What is required: Skip all pictures, then print the remaining material exactly.
%%
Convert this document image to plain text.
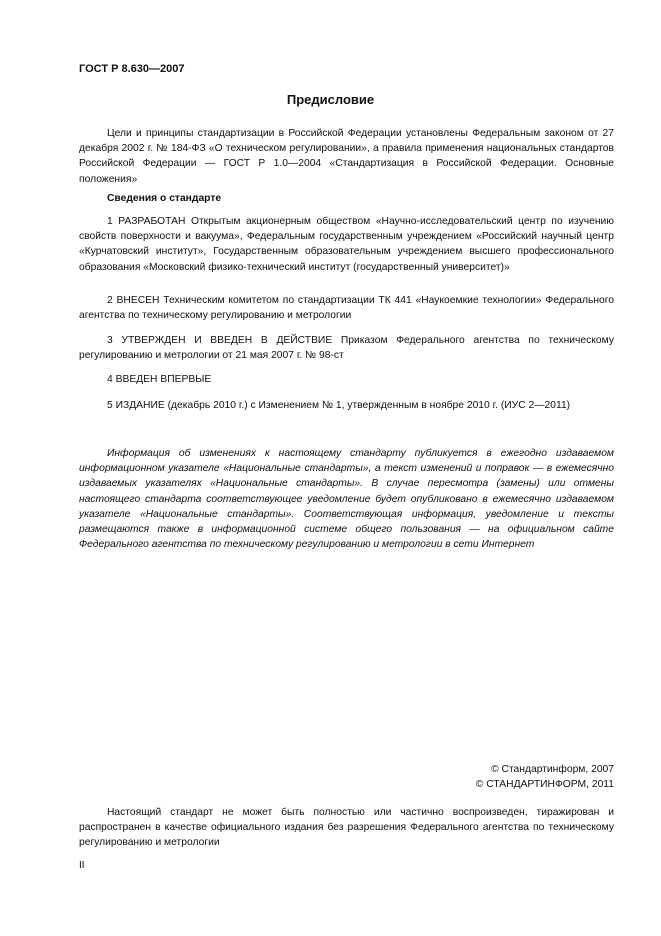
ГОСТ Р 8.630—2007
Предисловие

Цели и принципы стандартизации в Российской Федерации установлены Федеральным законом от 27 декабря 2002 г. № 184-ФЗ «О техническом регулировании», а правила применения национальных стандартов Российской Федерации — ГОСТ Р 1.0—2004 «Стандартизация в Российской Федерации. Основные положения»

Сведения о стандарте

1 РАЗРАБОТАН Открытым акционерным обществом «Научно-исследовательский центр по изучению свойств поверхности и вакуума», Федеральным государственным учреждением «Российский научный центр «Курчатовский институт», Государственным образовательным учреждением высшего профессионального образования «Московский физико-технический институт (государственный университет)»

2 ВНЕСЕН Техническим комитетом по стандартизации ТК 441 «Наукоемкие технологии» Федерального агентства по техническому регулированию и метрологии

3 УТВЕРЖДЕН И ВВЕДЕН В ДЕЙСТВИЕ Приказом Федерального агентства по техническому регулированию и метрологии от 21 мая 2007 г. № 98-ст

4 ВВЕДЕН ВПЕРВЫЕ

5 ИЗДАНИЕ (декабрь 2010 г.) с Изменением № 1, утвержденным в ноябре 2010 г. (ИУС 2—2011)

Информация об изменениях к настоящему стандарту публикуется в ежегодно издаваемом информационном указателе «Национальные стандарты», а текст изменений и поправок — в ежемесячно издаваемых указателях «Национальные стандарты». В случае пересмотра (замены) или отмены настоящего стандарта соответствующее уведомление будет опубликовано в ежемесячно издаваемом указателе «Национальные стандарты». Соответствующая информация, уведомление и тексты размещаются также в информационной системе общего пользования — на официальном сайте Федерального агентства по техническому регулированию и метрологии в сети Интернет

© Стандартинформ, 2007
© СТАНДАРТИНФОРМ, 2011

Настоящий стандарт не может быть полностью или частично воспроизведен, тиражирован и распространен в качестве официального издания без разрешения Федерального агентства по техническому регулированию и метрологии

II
%%
Solution to the exercise:
Convert this document image to plain text.
ГОСТ Р 8.630—2007
Предисловие

Цели и принципы стандартизации в Российской Федерации установлены Федеральным законом от 27 декабря 2002 г. № 184-ФЗ «О техническом регулировании», а правила применения национальных стандартов Российской Федерации — ГОСТ Р 1.0—2004 «Стандартизация в Российской Федерации. Основные положения»

Сведения о стандарте

1 РАЗРАБОТАН Открытым акционерным обществом «Научно-исследовательский центр по изучению свойств поверхности и вакуума», Федеральным государственным учреждением «Российский научный центр «Курчатовский институт», Государственным образовательным учреждением высшего профессионального образования «Московский физико-технический институт (государственный университет)»

2 ВНЕСЕН Техническим комитетом по стандартизации ТК 441 «Наукоемкие технологии» Федерального агентства по техническому регулированию и метрологии

3 УТВЕРЖДЕН И ВВЕДЕН В ДЕЙСТВИЕ Приказом Федерального агентства по техническому регулированию и метрологии от 21 мая 2007 г. № 98-ст

4 ВВЕДЕН ВПЕРВЫЕ

5 ИЗДАНИЕ (декабрь 2010 г.) с Изменением № 1, утвержденным в ноябре 2010 г. (ИУС 2—2011)

Информация об изменениях к настоящему стандарту публикуется в ежегодно издаваемом информационном указателе «Национальные стандарты», а текст изменений и поправок — в ежемесячно издаваемых указателях «Национальные стандарты». В случае пересмотра (замены) или отмены настоящего стандарта соответствующее уведомление будет опубликовано в ежемесячно издаваемом указателе «Национальные стандарты». Соответствующая информация, уведомление и тексты размещаются также в информационной системе общего пользования — на официальном сайте Федерального агентства по техническому регулированию и метрологии в сети Интернет

© Стандартинформ, 2007
© СТАНДАРТИНФОРМ, 2011

Настоящий стандарт не может быть полностью или частично воспроизведен, тиражирован и распространен в качестве официального издания без разрешения Федерального агентства по техническому регулированию и метрологии

II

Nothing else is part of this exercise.